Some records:
+++

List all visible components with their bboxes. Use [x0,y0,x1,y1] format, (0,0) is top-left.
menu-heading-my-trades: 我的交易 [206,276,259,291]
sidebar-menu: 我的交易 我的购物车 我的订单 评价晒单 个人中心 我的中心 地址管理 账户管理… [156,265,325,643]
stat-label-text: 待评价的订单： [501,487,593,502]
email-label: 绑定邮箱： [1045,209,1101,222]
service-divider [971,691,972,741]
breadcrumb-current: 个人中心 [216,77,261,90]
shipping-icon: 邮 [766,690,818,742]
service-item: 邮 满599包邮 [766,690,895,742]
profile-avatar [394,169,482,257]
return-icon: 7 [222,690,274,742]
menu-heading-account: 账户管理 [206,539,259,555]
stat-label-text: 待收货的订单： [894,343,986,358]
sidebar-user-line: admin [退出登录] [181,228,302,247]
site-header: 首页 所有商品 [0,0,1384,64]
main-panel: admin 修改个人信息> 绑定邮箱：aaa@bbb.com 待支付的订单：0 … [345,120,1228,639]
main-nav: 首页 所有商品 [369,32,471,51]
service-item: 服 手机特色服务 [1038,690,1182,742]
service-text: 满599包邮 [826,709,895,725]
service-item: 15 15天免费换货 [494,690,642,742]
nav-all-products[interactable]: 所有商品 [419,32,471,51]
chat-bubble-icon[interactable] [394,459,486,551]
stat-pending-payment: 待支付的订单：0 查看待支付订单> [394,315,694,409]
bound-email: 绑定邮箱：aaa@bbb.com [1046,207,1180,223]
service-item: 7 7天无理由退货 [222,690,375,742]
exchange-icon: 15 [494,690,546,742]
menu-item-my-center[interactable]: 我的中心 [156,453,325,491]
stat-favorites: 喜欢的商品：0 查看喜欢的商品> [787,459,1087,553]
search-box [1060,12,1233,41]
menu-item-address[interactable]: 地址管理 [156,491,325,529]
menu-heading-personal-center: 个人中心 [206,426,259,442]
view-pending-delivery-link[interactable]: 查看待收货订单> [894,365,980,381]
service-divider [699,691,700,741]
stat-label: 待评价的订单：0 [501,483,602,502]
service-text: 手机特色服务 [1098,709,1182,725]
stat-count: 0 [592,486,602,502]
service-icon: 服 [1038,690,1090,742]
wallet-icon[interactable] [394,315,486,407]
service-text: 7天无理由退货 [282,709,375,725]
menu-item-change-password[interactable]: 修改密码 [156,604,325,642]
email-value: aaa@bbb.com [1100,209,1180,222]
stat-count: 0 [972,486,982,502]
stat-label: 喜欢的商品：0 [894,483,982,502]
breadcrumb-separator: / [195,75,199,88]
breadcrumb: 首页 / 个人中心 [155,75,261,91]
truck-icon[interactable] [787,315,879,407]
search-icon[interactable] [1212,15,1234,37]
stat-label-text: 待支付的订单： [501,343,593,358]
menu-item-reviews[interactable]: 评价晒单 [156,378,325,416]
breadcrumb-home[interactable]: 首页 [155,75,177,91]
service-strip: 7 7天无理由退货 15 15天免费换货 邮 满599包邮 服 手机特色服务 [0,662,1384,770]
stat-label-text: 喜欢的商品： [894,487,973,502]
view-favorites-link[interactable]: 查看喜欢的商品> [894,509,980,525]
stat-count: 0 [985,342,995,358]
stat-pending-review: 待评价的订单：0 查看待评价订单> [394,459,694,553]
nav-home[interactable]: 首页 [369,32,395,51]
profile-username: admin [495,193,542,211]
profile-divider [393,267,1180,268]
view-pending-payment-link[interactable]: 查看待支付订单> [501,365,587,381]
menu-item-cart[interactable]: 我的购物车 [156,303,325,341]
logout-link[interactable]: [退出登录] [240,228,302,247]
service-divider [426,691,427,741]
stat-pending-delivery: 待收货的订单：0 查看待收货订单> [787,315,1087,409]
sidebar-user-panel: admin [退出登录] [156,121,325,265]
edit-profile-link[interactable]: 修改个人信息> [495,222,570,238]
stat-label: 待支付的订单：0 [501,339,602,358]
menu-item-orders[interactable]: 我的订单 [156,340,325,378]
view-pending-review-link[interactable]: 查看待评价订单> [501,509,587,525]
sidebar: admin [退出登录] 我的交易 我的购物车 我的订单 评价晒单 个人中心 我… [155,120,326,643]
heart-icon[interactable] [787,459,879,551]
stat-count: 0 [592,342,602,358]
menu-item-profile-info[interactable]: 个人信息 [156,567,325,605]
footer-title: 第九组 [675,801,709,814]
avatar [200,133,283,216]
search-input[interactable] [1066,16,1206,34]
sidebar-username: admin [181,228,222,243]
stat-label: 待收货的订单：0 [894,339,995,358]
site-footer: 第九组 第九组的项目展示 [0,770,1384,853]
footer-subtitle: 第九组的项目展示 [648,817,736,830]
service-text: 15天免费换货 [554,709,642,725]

+++

__What to do__
Pull out each line of the records above that contains the string "home". Uppercase and lowercase letters must match.

__Exercise result__
breadcrumb-home[interactable]: 首页 [155,75,177,91]
nav-home[interactable]: 首页 [369,32,395,51]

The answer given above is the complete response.